■ **Document segment**
┌──
Storage Made Easy’s Enterprise File Fabric is designed to address these challenges while also working seamlessly with the workflows demanded by large scale and distributed global media organizations that need to access, modify and store large objects and files but face integration challenges.

Indexing and content intelligence

The File Fabric is also able to index all existing content in place and without data replication. Once indexed, users or applications can search for assets across multiple storage providers either on premises or in the cloud, a key requirement for many media companies.

This is backed by the File Fabric’s content intelligence feature that enables it to extract metadata beyond just the filename, size and creation data. Instead, content intelligence can extract and index asset qualifiers such as quality, frame rate, codec and more.

The File Fabric can also be tied to cloud-based machine learning tools such as Google Vision, allowing further metadata extraction such as audio transcription and scene and object detection.

All of this metadata becomes searchable, and once a user finds the content or object they want to use, the File Fabric securely handles the movement of this asset. Users can move files between Tier 1 storage and nearline storage or share the asset with a broadcaster or distributor to syndicate or monetize it.

“This is something we again found that many broadcast and media companies had as a key product sourcing priority,” said Soltesz.

Protecting assets

Storage Made Easy also places priority on the security of the assets it transfers and indexes.

“File Fabric federates identity, file encryption and key management in a way that is transparent to end users,” said Liddle.

Data in flight between the File Fabric Server and end clients is protected with TLS 1.2 and current AES-256 encryption algorithms. Data transfers using legacy protocols such as FTP, with TLS, or SFTP, prioritize current ciphers.

Meanwhile, data at rest can be encrypted either using the File Fabric’s built in FIPS-certified encryption or, if available, by the storage’s own encryption technology such as Amazon S3 SSE and SSE-C.

Transferring assets

When it comes time to utilize resources, a global user interface lets users search and analyze metadata or access, play and transfer assets quickly and efficiently using the M-Stream parallel upload and download technology. This can make file moves up to 10 times as fast.

File transfer acceleration from Tier 1 to Tier 2 or archive storage rack to rack within or between data centers is also handled by the File Fabric, with integration between local storage solutions and public cloud stores.

Storage Made Easy also takes care of ensuring the files are moved in native formats and transferred over the proper protocols, preventing conversion into proprietary formats.
└──
■ **Data block**
┌──
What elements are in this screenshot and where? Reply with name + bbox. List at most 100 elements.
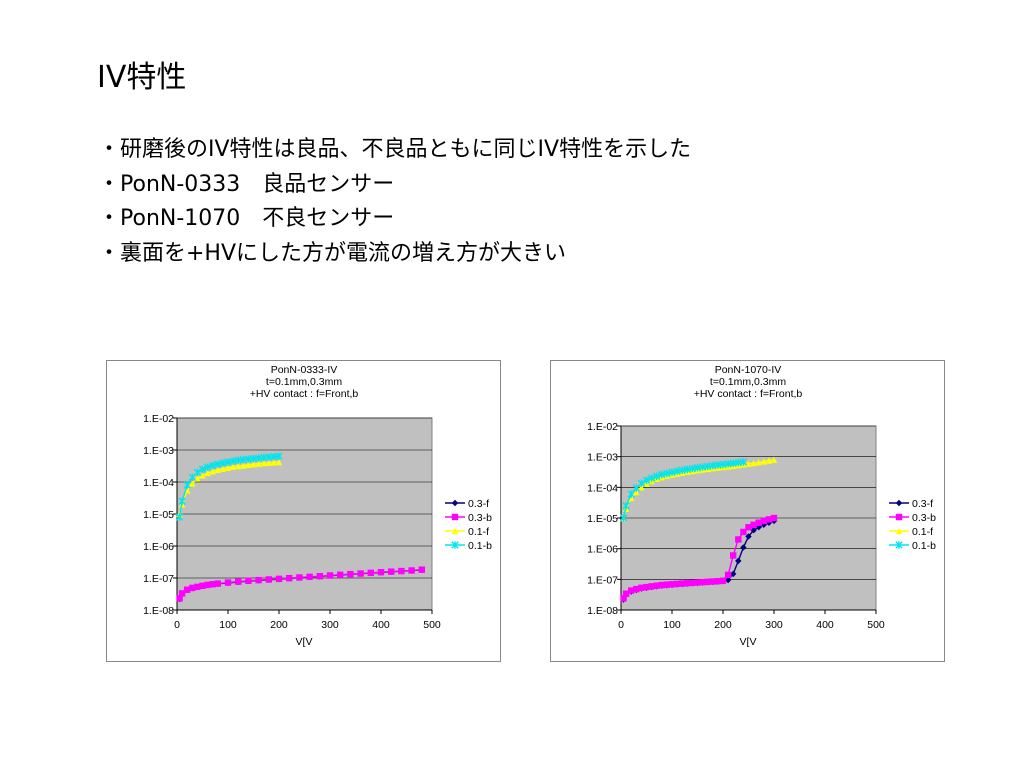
└──
■ **Exercises**
a - Please retype the File Fabric passage word for word, starting at "Protecting assets" and ending at "prioritize current ciphers.".
b - List the section headings that appear in the File Fabric passage.
The material that comes after the File Fabric passage is separate from it.

■ **Answers for this exercise**
a -
Protecting assets

Storage Made Easy also places priority on the security of the assets it transfers and indexes.

“File Fabric federates identity, file encryption and key management in a way that is transparent to end users,” said Liddle.

Data in flight between the File Fabric Server and end clients is protected with TLS 1.2 and current AES-256 encryption algorithms. Data transfers using legacy protocols such as FTP, with TLS, or SFTP, prioritize current ciphers.

b -
Indexing and content intelligence
Protecting assets
Transferring assets